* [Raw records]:
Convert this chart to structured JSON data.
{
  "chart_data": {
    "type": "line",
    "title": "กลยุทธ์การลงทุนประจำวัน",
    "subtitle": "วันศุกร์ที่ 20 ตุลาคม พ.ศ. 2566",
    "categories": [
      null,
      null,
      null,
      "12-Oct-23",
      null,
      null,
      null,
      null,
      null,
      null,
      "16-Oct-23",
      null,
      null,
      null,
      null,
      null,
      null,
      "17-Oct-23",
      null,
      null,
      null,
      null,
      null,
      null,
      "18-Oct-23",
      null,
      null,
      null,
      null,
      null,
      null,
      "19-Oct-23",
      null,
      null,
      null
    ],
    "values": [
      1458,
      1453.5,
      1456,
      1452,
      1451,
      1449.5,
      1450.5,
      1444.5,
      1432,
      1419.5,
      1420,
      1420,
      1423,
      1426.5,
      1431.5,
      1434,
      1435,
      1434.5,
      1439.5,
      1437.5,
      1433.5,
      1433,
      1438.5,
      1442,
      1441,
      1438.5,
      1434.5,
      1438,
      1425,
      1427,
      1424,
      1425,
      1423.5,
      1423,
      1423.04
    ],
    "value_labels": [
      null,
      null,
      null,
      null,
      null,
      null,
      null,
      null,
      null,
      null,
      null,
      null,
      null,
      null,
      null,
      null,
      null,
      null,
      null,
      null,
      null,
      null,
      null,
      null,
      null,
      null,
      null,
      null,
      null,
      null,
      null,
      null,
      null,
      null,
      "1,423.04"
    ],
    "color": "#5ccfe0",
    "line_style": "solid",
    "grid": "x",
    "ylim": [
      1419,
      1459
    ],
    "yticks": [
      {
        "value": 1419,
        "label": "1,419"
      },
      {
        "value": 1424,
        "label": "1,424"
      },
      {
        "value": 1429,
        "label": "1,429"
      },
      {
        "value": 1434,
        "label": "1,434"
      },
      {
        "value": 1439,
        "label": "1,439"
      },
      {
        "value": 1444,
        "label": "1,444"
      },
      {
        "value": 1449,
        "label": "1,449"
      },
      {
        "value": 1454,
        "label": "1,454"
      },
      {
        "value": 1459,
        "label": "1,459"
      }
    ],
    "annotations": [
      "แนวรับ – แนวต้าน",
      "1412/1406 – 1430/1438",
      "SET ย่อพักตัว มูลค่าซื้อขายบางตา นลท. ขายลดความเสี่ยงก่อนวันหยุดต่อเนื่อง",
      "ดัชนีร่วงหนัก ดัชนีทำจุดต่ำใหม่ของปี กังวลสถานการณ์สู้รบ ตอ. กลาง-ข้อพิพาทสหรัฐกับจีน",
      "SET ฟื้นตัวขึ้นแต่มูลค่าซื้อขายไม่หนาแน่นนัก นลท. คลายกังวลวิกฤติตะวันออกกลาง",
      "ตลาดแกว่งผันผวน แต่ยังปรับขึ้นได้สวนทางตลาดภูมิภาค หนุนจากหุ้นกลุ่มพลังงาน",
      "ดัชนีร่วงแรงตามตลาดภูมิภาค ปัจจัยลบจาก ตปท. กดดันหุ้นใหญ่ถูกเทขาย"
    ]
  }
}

* [SHORT PROBLEM]: Copy out each line above, character for character.

* [RESPONSE TO THE EXERCISE]:
Convert this chart to structured JSON data.
{
  "chart_data": {
    "type": "line",
    "title": "กลยุทธ์การลงทุนประจำวัน",
    "subtitle": "วันศุกร์ที่ 20 ตุลาคม พ.ศ. 2566",
    "categories": [
      null,
      null,
      null,
      "12-Oct-23",
      null,
      null,
      null,
      null,
      null,
      null,
      "16-Oct-23",
      null,
      null,
      null,
      null,
      null,
      null,
      "17-Oct-23",
      null,
      null,
      null,
      null,
      null,
      null,
      "18-Oct-23",
      null,
      null,
      null,
      null,
      null,
      null,
      "19-Oct-23",
      null,
      null,
      null
    ],
    "values": [
      1458,
      1453.5,
      1456,
      1452,
      1451,
      1449.5,
      1450.5,
      1444.5,
      1432,
      1419.5,
      1420,
      1420,
      1423,
      1426.5,
      1431.5,
      1434,
      1435,
      1434.5,
      1439.5,
      1437.5,
      1433.5,
      1433,
      1438.5,
      1442,
      1441,
      1438.5,
      1434.5,
      1438,
      1425,
      1427,
      1424,
      1425,
      1423.5,
      1423,
      1423.04
    ],
    "value_labels": [
      null,
      null,
      null,
      null,
      null,
      null,
      null,
      null,
      null,
      null,
      null,
      null,
      null,
      null,
      null,
      null,
      null,
      null,
      null,
      null,
      null,
      null,
      null,
      null,
      null,
      null,
      null,
      null,
      null,
      null,
      null,
      null,
      null,
      null,
      "1,423.04"
    ],
    "color": "#5ccfe0",
    "line_style": "solid",
    "grid": "x",
    "ylim": [
      1419,
      1459
    ],
    "yticks": [
      {
        "value": 1419,
        "label": "1,419"
      },
      {
        "value": 1424,
        "label": "1,424"
      },
      {
        "value": 1429,
        "label": "1,429"
      },
      {
        "value": 1434,
        "label": "1,434"
      },
      {
        "value": 1439,
        "label": "1,439"
      },
      {
        "value": 1444,
        "label": "1,444"
      },
      {
        "value": 1449,
        "label": "1,449"
      },
      {
        "value": 1454,
        "label": "1,454"
      },
      {
        "value": 1459,
        "label": "1,459"
      }
    ],
    "annotations": [
      "แนวรับ – แนวต้าน",
      "1412/1406 – 1430/1438",
      "SET ย่อพักตัว มูลค่าซื้อขายบางตา นลท. ขายลดความเสี่ยงก่อนวันหยุดต่อเนื่อง",
      "ดัชนีร่วงหนัก ดัชนีทำจุดต่ำใหม่ของปี กังวลสถานการณ์สู้รบ ตอ. กลาง-ข้อพิพาทสหรัฐกับจีน",
      "SET ฟื้นตัวขึ้นแต่มูลค่าซื้อขายไม่หนาแน่นนัก นลท. คลายกังวลวิกฤติตะวันออกกลาง",
      "ตลาดแกว่งผันผวน แต่ยังปรับขึ้นได้สวนทางตลาดภูมิภาค หนุนจากหุ้นกลุ่มพลังงาน",
      "ดัชนีร่วงแรงตามตลาดภูมิภาค ปัจจัยลบจาก ตปท. กดดันหุ้นใหญ่ถูกเทขาย"
    ]
  }
}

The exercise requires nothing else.